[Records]
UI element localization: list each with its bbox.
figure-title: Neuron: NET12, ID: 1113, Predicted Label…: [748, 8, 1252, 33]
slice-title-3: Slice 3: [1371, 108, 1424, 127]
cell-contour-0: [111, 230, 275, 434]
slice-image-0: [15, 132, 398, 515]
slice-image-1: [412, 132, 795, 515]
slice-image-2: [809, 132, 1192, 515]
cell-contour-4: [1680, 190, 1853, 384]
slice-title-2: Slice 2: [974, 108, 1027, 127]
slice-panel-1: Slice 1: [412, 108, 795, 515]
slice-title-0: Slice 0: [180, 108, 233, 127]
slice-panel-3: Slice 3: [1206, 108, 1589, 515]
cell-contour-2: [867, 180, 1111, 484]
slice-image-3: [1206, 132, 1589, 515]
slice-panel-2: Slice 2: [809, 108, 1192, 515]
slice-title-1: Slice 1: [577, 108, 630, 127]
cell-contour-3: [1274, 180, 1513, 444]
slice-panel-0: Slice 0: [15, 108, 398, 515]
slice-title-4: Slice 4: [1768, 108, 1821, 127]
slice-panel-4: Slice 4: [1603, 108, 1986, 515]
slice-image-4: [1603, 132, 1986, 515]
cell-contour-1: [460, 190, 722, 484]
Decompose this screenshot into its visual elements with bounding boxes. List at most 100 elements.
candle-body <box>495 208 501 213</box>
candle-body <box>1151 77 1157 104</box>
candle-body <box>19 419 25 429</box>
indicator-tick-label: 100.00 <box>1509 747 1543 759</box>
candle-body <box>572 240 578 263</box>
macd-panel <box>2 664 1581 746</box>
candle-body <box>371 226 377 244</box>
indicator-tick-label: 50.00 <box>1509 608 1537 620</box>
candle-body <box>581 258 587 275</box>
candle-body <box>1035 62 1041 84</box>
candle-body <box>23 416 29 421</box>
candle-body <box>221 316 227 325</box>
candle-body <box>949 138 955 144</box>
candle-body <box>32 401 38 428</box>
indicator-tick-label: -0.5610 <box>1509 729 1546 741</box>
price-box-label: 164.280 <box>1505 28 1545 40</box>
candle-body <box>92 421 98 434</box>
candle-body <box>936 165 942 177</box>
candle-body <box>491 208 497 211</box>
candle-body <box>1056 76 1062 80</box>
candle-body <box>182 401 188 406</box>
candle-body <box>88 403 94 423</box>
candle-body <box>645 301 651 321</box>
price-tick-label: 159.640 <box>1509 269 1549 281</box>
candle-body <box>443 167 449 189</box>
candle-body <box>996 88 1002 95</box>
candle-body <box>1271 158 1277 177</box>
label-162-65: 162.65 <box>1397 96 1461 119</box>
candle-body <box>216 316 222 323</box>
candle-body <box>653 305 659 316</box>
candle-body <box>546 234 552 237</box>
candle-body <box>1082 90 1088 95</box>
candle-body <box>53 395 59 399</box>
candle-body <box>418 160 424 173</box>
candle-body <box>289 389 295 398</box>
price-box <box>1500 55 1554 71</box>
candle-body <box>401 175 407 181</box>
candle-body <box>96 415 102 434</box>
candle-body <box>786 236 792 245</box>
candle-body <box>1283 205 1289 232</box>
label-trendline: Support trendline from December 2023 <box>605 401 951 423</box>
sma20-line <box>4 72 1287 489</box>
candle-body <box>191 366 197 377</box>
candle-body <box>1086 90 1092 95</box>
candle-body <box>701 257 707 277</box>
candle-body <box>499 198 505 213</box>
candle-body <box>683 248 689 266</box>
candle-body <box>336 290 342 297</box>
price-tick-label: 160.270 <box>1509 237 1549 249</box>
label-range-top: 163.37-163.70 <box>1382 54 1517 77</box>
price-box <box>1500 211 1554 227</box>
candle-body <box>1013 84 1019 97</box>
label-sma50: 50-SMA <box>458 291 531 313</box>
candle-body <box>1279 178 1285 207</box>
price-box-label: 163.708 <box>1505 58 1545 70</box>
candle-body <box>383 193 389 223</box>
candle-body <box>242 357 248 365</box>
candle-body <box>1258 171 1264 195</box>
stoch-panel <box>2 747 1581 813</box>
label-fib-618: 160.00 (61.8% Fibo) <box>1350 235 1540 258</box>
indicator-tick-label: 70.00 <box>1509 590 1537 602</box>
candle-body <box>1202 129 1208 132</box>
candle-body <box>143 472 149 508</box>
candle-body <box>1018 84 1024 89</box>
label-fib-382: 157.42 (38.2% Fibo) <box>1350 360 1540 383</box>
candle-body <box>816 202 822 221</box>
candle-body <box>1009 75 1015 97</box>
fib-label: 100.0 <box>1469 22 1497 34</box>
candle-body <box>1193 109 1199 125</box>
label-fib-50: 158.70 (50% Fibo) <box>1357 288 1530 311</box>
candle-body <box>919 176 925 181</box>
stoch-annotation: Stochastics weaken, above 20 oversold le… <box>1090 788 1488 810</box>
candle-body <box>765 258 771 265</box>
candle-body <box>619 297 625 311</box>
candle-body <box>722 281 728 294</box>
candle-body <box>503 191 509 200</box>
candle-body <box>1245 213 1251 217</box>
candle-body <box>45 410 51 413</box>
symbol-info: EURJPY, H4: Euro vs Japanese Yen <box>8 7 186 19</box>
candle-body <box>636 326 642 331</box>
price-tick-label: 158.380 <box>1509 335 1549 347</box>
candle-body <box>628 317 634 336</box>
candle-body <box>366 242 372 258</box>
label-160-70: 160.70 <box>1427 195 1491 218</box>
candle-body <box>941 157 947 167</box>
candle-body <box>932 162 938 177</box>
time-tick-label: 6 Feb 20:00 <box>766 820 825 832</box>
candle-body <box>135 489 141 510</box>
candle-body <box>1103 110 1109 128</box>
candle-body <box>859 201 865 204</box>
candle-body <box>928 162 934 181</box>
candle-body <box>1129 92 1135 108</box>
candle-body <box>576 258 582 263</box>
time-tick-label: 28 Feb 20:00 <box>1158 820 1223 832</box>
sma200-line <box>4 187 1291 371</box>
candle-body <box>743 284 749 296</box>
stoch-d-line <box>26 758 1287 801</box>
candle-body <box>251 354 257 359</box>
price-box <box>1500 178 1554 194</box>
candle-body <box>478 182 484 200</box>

## WHAT THE TASK ASKS
Convert every line of the items above into a JSON list of strings with one string per line, omitting blank lines.

## RESULT FOR THIS TASK
[
  "UI element localization: list each with its bbox.",
  "figure-title: Neuron: NET12, ID: 1113, Predicted Label…: [748, 8, 1252, 33]",
  "slice-title-3: Slice 3: [1371, 108, 1424, 127]",
  "cell-contour-0: [111, 230, 275, 434]",
  "slice-image-0: [15, 132, 398, 515]",
  "slice-image-1: [412, 132, 795, 515]",
  "slice-image-2: [809, 132, 1192, 515]",
  "cell-contour-4: [1680, 190, 1853, 384]",
  "slice-title-2: Slice 2: [974, 108, 1027, 127]",
  "slice-panel-1: Slice 1: [412, 108, 795, 515]",
  "slice-title-0: Slice 0: [180, 108, 233, 127]",
  "slice-panel-3: Slice 3: [1206, 108, 1589, 515]",
  "cell-contour-2: [867, 180, 1111, 484]",
  "slice-image-3: [1206, 132, 1589, 515]",
  "slice-panel-2: Slice 2: [809, 108, 1192, 515]",
  "slice-title-1: Slice 1: [577, 108, 630, 127]",
  "cell-contour-3: [1274, 180, 1513, 444]",
  "slice-panel-0: Slice 0: [15, 108, 398, 515]",
  "slice-title-4: Slice 4: [1768, 108, 1821, 127]",
  "slice-panel-4: Slice 4: [1603, 108, 1986, 515]",
  "slice-image-4: [1603, 132, 1986, 515]",
  "cell-contour-1: [460, 190, 722, 484]",
  "Decompose this screenshot into its visual elements with bounding boxes. List at most 100 elements.",
  "candle-body <box>495 208 501 213</box>",
  "candle-body <box>1151 77 1157 104</box>",
  "candle-body <box>19 419 25 429</box>",
  "indicator-tick-label: 100.00 <box>1509 747 1543 759</box>",
  "candle-body <box>572 240 578 263</box>",
  "macd-panel <box>2 664 1581 746</box>",
  "candle-body <box>371 226 377 244</box>",
  "indicator-tick-label: 50.00 <box>1509 608 1537 620</box>",
  "candle-body <box>581 258 587 275</box>",
  "candle-body <box>1035 62 1041 84</box>",
  "candle-body <box>23 416 29 421</box>",
  "candle-body <box>221 316 227 325</box>",
  "candle-body <box>949 138 955 144</box>",
  "candle-body <box>32 401 38 428</box>",
  "indicator-tick-label: -0.5610 <box>1509 729 1546 741</box>",
  "price-box-label: 164.280 <box>1505 28 1545 40</box>",
  "candle-body <box>92 421 98 434</box>",
  "candle-body <box>936 165 942 177</box>",
  "candle-body <box>491 208 497 211</box>",
  "candle-body <box>1056 76 1062 80</box>",
  "candle-body <box>182 401 188 406</box>",
  "candle-body <box>88 403 94 423</box>",
  "candle-body <box>645 301 651 321</box>",
  "price-tick-label: 159.640 <box>1509 269 1549 281</box>",
  "candle-body <box>443 167 449 189</box>",
  "candle-body <box>996 88 1002 95</box>",
  "candle-body <box>1271 158 1277 177</box>",
  "label-162-65: 162.65 <box>1397 96 1461 119</box>",
  "candle-body <box>216 316 222 323</box>",
  "candle-body <box>653 305 659 316</box>",
  "candle-body <box>546 234 552 237</box>",
  "candle-body <box>1082 90 1088 95</box>",
  "candle-body <box>53 395 59 399</box>",
  "candle-body <box>418 160 424 173</box>",
  "candle-body <box>289 389 295 398</box>",
  "price-box <box>1500 55 1554 71</box>",
  "candle-body <box>401 175 407 181</box>",
  "candle-body <box>96 415 102 434</box>",
  "candle-body <box>786 236 792 245</box>",
  "candle-body <box>1283 205 1289 232</box>",
  "label-trendline: Support trendline from December 2023 <box>605 401 951 423</box>",
  "sma20-line <box>4 72 1287 489</box>",
  "candle-body <box>191 366 197 377</box>",
  "candle-body <box>1086 90 1092 95</box>",
  "candle-body <box>701 257 707 277</box>",
  "candle-body <box>499 198 505 213</box>",
  "candle-body <box>683 248 689 266</box>",
  "candle-body <box>336 290 342 297</box>",
  "price-tick-label: 160.270 <box>1509 237 1549 249</box>",
  "label-range-top: 163.37-163.70 <box>1382 54 1517 77</box>",
  "price-box <box>1500 211 1554 227</box>",
  "candle-body <box>1013 84 1019 97</box>",
  "label-sma50: 50-SMA <box>458 291 531 313</box>",
  "candle-body <box>1279 178 1285 207</box>",
  "price-box-label: 163.708 <box>1505 58 1545 70</box>",
  "candle-body <box>383 193 389 223</box>",
  "candle-body <box>242 357 248 365</box>",
  "candle-body <box>1258 171 1264 195</box>",
  "stoch-panel <box>2 747 1581 813</box>",
  "label-fib-618: 160.00 (61.8% Fibo) <box>1350 235 1540 258</box>",
  "indicator-tick-label: 70.00 <box>1509 590 1537 602</box>",
  "candle-body <box>1202 129 1208 132</box>",
  "candle-body <box>143 472 149 508</box>",
  "candle-body <box>1018 84 1024 89</box>",
  "label-fib-382: 157.42 (38.2% Fibo) <box>1350 360 1540 383</box>",
  "candle-body <box>816 202 822 221</box>",
  "candle-body <box>1009 75 1015 97</box>",
  "fib-label: 100.0 <box>1469 22 1497 34</box>",
  "candle-body <box>1193 109 1199 125</box>",
  "label-fib-50: 158.70 (50% Fibo) <box>1357 288 1530 311</box>",
  "candle-body <box>919 176 925 181</box>",
  "stoch-annotation: Stochastics weaken, above 20 oversold le… <box>1090 788 1488 810</box>",
  "candle-body <box>765 258 771 265</box>",
  "candle-body <box>619 297 625 311</box>",
  "candle-body <box>722 281 728 294</box>",
  "candle-body <box>503 191 509 200</box>",
  "candle-body <box>1245 213 1251 217</box>",
  "candle-body <box>45 410 51 413</box>",
  "symbol-info: EURJPY, H4: Euro vs Japanese Yen <box>8 7 186 19</box>",
  "candle-body <box>636 326 642 331</box>",
  "price-tick-label: 158.380 <box>1509 335 1549 347</box>",
  "candle-body <box>628 317 634 336</box>",
  "candle-body <box>366 242 372 258</box>",
  "label-160-70: 160.70 <box>1427 195 1491 218</box>",
  "candle-body <box>941 157 947 167</box>",
  "candle-body <box>932 162 938 177</box>",
  "time-tick-label: 6 Feb 20:00 <box>766 820 825 832</box>",
  "candle-body <box>135 489 141 510</box>",
  "candle-body <box>1103 110 1109 128</box>",
  "candle-body <box>859 201 865 204</box>",
  "candle-body <box>928 162 934 181</box>",
  "candle-body <box>1129 92 1135 108</box>",
  "candle-body <box>576 258 582 263</box>",
  "time-tick-label: 28 Feb 20:00 <box>1158 820 1223 832</box>",
  "sma200-line <box>4 187 1291 371</box>",
  "candle-body <box>743 284 749 296</box>",
  "stoch-d-line <box>26 758 1287 801</box>",
  "candle-body <box>251 354 257 359</box>",
  "price-box <box>1500 178 1554 194</box>",
  "candle-body <box>478 182 484 200</box>"
]